• Dataset rows
• • •

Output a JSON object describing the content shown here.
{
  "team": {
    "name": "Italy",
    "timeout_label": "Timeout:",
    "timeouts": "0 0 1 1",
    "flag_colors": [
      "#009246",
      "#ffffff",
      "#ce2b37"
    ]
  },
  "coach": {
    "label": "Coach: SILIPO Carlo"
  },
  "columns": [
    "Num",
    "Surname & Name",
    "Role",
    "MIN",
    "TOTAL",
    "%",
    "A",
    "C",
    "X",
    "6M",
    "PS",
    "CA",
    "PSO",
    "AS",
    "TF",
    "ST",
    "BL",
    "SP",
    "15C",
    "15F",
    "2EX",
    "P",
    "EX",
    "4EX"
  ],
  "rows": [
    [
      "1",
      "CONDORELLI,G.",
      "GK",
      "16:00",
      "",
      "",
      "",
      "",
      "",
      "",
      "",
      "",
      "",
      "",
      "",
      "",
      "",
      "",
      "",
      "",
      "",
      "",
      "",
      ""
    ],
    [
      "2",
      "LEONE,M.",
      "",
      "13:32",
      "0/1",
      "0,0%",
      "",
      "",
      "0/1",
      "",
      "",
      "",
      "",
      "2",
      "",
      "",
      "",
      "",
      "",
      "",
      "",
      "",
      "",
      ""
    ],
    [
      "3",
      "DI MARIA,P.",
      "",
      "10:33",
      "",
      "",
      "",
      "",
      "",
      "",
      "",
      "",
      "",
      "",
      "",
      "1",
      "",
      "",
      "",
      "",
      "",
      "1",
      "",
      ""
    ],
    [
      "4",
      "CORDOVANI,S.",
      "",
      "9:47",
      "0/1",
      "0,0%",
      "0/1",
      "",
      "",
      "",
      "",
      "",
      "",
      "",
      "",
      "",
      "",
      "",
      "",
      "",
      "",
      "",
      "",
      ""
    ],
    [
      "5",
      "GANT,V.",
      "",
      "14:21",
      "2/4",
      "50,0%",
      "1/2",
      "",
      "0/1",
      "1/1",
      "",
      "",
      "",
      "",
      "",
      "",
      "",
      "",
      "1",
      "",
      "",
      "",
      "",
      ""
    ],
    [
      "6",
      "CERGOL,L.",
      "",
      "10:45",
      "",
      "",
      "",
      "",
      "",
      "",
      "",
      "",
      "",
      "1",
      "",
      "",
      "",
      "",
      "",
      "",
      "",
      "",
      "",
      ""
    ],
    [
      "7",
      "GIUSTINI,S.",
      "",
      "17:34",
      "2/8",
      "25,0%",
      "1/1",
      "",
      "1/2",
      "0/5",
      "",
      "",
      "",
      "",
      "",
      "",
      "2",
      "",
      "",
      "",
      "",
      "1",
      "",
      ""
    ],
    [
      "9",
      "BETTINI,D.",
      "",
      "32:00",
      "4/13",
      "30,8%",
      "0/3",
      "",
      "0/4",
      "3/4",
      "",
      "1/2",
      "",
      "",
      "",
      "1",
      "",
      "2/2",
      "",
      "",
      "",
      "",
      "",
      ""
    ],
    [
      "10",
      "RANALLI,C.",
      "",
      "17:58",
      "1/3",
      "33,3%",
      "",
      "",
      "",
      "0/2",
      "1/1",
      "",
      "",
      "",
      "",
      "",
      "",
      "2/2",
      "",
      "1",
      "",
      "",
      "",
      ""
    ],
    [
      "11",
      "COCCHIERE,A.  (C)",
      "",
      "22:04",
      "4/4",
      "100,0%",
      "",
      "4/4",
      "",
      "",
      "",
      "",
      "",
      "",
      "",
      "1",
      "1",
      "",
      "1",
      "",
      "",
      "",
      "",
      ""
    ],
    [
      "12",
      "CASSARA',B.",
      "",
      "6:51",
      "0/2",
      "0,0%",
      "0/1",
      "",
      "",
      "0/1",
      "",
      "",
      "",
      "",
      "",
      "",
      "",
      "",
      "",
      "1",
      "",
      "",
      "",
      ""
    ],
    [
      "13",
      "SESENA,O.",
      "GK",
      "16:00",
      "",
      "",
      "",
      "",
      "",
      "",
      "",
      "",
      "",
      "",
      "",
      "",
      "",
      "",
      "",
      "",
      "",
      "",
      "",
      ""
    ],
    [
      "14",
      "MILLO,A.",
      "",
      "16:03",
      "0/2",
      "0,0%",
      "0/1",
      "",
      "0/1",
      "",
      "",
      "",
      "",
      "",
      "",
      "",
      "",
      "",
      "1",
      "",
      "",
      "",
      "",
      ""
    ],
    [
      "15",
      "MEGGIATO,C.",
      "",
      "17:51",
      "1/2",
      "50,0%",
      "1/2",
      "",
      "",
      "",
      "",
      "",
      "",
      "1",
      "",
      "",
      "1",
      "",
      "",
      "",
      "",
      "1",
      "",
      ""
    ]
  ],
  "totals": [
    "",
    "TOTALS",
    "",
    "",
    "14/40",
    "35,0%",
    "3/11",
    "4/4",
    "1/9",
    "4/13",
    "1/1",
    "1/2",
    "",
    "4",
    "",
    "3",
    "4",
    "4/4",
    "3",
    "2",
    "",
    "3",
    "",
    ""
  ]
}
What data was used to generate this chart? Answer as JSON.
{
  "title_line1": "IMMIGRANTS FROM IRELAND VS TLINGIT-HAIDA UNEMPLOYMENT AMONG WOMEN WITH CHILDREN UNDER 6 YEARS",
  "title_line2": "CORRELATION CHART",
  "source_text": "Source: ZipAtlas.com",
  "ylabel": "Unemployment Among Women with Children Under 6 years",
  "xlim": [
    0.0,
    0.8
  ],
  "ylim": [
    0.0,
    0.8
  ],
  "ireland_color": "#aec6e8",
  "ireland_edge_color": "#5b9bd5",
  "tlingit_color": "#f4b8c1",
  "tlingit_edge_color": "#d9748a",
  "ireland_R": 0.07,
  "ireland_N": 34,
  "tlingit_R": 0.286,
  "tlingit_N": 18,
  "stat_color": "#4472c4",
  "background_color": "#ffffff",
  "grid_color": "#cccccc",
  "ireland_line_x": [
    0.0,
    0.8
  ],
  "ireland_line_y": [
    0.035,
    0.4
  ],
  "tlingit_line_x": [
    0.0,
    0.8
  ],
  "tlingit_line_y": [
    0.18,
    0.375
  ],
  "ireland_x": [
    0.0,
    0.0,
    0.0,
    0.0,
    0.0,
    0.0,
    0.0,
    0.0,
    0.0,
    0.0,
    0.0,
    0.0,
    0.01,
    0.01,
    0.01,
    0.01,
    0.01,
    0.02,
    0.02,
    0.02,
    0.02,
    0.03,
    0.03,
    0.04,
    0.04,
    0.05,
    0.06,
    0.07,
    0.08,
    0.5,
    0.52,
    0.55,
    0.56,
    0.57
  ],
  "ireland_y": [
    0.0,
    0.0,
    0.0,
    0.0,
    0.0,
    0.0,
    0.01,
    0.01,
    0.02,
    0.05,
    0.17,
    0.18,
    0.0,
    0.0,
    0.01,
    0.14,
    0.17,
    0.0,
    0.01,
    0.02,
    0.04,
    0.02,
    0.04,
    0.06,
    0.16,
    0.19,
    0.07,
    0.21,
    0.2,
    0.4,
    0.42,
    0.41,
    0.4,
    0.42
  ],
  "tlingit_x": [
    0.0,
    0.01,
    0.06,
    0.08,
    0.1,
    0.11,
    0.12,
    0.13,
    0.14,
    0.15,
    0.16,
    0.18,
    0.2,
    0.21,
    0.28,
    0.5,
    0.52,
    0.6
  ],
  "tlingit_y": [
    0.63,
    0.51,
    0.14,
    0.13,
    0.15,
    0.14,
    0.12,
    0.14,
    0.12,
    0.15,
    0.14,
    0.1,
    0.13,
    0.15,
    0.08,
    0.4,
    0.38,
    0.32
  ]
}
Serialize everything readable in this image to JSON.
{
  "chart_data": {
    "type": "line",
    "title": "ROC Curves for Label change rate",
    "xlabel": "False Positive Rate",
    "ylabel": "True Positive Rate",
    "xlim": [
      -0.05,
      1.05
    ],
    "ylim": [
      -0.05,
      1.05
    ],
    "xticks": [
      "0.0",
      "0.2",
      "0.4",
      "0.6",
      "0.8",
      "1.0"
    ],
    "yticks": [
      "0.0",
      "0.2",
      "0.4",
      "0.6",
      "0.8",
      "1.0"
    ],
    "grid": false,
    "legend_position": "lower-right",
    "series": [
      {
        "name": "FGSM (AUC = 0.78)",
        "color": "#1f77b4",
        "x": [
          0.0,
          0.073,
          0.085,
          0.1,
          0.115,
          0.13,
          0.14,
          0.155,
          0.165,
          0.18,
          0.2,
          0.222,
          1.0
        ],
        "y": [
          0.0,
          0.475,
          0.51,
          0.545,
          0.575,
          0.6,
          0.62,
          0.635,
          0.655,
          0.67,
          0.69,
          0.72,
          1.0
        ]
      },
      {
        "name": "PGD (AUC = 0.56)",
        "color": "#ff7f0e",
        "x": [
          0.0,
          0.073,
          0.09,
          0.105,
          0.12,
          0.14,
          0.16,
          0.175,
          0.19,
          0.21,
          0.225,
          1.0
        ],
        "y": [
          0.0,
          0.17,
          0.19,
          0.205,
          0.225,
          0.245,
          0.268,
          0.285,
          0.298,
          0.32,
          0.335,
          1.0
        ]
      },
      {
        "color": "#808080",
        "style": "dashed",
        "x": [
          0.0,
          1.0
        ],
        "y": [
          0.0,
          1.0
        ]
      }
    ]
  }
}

• • •

• EXERCISE BRIEF
Report all lines of the data above that include the string "this".

• RESULT OF THE EXERCISE
What data was used to generate this chart? Answer as JSON.
Serialize everything readable in this image to JSON.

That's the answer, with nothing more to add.